| Instruction |
Copy every line of the data in which the word "Tagln" occurs.

| Working data |
>>>>

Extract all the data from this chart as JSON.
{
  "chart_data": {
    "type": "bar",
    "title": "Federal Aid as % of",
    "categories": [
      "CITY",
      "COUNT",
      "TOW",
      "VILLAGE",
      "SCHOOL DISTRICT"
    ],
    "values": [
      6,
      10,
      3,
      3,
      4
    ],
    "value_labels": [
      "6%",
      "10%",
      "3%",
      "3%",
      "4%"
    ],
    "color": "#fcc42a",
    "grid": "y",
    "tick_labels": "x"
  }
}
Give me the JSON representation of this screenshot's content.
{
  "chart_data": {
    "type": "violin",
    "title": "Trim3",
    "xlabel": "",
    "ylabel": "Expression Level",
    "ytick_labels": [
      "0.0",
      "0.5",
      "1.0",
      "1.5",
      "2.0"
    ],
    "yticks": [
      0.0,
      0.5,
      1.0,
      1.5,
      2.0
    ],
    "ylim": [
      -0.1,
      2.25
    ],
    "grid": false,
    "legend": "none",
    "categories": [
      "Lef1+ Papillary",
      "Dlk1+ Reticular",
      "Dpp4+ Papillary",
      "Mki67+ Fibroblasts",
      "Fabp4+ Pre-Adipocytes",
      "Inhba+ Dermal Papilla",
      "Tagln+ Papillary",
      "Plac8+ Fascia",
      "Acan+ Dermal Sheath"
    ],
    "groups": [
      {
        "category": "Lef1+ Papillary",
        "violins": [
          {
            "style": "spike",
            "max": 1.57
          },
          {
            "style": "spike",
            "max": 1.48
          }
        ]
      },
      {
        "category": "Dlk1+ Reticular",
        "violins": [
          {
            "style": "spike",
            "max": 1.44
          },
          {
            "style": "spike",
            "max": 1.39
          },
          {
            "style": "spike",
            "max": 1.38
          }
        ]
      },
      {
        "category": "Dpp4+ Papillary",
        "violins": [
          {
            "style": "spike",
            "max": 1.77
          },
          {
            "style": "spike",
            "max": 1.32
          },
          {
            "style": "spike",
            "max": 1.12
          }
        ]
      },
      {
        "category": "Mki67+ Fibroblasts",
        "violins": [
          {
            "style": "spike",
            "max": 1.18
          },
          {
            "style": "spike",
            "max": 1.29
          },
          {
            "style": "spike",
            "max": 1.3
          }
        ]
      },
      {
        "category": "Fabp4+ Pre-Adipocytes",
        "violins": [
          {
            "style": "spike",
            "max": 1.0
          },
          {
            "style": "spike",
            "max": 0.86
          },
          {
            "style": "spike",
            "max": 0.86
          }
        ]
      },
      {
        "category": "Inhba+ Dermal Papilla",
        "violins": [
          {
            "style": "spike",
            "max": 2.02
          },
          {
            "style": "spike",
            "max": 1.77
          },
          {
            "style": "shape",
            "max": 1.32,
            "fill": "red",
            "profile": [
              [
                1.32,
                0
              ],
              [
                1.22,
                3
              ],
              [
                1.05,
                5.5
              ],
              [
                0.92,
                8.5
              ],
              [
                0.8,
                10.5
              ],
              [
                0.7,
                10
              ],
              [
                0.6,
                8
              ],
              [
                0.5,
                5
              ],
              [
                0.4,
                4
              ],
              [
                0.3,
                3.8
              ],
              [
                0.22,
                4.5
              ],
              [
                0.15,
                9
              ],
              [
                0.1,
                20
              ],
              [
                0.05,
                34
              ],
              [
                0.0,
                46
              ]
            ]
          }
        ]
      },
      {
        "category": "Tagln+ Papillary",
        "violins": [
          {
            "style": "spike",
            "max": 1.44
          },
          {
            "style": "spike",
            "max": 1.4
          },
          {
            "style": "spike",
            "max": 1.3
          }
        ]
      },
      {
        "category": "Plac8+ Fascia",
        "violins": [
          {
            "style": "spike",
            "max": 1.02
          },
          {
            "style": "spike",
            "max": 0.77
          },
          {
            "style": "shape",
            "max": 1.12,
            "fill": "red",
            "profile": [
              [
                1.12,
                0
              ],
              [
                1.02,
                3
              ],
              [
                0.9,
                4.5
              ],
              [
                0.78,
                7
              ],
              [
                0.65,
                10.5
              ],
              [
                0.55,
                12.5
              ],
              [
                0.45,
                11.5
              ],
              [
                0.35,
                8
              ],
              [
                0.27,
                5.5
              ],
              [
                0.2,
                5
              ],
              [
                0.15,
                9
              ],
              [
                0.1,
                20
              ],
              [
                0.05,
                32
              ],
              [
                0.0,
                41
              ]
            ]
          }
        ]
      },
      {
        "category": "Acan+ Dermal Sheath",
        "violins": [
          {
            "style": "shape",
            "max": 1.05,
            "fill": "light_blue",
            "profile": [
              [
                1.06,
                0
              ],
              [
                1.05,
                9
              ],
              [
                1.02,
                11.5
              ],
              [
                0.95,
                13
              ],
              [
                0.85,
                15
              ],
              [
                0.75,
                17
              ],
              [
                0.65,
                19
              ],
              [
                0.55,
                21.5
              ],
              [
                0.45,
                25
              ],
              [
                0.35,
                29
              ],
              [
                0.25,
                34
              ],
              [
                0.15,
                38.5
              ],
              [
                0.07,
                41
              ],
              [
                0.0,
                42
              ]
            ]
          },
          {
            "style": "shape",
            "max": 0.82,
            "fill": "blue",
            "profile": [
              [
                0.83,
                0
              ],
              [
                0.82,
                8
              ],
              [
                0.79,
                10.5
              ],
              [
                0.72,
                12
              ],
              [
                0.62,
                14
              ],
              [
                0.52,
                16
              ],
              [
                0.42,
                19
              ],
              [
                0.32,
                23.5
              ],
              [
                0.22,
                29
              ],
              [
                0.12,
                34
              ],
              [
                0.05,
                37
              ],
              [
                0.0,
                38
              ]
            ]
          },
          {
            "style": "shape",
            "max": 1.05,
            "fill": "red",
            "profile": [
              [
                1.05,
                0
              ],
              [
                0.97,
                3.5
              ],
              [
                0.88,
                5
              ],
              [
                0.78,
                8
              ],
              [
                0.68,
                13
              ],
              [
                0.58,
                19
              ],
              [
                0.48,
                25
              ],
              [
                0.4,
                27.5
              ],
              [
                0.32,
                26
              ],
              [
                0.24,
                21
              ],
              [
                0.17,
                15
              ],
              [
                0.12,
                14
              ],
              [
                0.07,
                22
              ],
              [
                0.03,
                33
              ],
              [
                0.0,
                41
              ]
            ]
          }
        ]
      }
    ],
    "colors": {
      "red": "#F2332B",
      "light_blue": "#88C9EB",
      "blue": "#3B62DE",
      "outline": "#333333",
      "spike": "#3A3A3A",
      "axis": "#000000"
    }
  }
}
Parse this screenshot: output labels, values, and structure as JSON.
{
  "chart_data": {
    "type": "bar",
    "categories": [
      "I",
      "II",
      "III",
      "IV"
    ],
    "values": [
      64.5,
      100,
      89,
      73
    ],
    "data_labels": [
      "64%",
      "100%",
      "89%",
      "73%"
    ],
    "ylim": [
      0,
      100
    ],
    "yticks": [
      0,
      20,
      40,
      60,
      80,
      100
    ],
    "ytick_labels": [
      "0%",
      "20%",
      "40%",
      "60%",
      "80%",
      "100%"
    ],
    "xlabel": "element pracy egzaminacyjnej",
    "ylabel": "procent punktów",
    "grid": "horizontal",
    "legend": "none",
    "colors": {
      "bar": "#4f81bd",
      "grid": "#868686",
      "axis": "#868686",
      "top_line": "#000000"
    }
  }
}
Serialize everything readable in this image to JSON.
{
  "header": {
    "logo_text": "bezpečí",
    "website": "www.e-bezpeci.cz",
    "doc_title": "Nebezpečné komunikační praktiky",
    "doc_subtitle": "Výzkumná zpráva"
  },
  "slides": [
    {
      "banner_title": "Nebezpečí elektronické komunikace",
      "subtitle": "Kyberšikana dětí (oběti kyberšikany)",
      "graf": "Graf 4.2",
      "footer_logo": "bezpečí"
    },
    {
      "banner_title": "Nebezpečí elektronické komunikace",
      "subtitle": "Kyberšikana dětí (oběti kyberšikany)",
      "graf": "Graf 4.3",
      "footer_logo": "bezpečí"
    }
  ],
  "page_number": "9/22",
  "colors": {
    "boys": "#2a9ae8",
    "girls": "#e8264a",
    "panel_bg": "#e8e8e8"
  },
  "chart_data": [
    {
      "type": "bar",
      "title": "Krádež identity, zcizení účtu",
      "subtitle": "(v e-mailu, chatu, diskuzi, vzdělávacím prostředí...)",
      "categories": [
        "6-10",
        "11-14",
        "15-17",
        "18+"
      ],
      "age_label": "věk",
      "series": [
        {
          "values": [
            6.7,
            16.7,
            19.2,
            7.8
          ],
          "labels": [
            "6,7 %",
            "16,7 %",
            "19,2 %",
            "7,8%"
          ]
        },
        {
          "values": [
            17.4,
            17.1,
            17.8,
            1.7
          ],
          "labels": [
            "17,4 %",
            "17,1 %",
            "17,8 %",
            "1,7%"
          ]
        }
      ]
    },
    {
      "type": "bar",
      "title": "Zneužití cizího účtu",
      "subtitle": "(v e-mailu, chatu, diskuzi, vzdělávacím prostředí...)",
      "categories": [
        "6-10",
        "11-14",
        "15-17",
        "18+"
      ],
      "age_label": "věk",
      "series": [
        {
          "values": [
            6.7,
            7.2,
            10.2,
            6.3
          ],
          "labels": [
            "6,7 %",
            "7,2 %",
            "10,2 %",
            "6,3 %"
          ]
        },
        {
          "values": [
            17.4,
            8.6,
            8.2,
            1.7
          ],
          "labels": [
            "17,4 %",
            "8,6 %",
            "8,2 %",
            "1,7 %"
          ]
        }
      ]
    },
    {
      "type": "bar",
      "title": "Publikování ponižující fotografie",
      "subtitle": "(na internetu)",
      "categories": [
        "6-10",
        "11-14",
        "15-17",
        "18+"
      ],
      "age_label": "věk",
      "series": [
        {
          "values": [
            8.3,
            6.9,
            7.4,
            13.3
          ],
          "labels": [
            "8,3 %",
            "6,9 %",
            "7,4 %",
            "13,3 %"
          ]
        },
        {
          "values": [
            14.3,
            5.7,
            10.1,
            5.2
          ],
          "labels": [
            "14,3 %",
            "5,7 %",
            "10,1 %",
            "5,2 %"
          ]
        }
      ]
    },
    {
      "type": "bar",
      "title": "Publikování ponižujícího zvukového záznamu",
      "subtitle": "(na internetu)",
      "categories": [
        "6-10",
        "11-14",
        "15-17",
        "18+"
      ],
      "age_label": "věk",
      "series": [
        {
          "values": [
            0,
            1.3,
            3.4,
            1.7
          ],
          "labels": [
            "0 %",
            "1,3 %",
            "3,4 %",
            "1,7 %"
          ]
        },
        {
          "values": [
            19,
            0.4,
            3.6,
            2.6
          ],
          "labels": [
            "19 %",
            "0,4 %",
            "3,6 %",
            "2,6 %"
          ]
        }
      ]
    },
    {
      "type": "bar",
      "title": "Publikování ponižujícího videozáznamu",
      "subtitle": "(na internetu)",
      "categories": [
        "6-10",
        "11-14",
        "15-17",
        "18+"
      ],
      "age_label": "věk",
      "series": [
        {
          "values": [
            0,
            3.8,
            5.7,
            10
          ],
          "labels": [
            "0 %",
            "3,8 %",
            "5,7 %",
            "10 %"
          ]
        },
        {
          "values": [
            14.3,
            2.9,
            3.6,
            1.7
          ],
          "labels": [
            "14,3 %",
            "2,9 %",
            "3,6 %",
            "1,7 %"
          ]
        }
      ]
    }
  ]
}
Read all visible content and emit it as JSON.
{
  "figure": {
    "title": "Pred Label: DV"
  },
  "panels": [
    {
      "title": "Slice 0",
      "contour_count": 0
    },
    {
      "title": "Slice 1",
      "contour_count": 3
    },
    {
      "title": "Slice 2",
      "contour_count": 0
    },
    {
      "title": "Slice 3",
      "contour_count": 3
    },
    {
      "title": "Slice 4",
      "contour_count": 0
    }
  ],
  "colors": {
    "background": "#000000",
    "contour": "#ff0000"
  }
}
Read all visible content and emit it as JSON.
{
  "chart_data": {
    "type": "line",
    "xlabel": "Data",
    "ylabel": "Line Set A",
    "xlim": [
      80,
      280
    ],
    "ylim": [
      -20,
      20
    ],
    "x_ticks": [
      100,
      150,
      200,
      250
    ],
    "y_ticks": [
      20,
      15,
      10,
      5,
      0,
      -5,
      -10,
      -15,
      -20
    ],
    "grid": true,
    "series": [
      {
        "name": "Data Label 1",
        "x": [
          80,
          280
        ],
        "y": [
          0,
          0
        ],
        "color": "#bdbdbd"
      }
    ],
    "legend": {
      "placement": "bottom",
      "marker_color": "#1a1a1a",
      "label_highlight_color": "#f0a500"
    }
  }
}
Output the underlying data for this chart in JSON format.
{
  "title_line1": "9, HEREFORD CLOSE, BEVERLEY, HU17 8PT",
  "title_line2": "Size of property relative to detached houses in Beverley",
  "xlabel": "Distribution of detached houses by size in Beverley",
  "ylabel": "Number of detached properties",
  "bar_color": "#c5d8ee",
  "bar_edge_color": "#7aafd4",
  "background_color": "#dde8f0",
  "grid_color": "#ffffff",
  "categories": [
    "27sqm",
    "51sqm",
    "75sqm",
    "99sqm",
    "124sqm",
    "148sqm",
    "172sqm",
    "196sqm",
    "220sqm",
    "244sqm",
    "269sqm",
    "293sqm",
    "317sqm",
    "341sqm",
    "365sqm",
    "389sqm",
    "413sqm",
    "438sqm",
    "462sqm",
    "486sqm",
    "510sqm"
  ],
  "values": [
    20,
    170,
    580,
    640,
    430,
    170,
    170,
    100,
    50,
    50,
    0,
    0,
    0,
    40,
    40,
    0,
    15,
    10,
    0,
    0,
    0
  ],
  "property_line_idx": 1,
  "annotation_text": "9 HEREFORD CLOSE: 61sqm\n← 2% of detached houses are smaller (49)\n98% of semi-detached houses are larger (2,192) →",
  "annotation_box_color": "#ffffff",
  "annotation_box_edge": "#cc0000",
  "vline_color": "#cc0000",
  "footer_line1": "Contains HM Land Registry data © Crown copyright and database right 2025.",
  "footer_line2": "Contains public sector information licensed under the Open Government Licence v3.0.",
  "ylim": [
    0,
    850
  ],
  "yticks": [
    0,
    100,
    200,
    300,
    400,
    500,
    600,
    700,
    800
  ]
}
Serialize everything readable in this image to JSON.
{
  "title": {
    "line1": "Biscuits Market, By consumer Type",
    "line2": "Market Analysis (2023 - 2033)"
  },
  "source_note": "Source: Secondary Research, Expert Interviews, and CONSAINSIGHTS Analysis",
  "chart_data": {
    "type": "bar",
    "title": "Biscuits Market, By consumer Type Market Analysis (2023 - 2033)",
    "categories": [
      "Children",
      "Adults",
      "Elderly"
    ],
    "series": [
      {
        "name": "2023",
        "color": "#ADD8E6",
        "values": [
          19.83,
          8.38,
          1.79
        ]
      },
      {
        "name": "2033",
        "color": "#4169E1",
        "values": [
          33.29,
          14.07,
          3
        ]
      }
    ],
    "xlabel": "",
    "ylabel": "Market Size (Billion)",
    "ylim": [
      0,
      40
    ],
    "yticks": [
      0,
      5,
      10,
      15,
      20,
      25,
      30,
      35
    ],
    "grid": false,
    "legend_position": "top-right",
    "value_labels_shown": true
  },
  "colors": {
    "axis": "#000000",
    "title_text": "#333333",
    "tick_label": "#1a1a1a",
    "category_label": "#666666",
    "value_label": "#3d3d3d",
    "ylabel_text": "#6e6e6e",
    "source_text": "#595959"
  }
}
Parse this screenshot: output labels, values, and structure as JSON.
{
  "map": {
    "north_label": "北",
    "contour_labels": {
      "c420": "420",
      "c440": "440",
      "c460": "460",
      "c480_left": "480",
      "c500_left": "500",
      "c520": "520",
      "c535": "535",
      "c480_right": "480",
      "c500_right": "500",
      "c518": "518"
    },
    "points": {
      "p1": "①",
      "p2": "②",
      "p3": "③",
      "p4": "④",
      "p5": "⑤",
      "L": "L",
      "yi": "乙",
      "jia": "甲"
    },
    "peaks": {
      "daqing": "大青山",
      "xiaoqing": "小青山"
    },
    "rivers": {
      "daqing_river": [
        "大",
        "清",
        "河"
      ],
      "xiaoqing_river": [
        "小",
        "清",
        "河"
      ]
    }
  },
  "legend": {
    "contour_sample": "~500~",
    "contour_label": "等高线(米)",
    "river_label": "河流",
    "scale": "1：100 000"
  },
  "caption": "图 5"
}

<<<<

| Reply to the exercise |
      "Tagln+ Papillary",
        "category": "Tagln+ Papillary",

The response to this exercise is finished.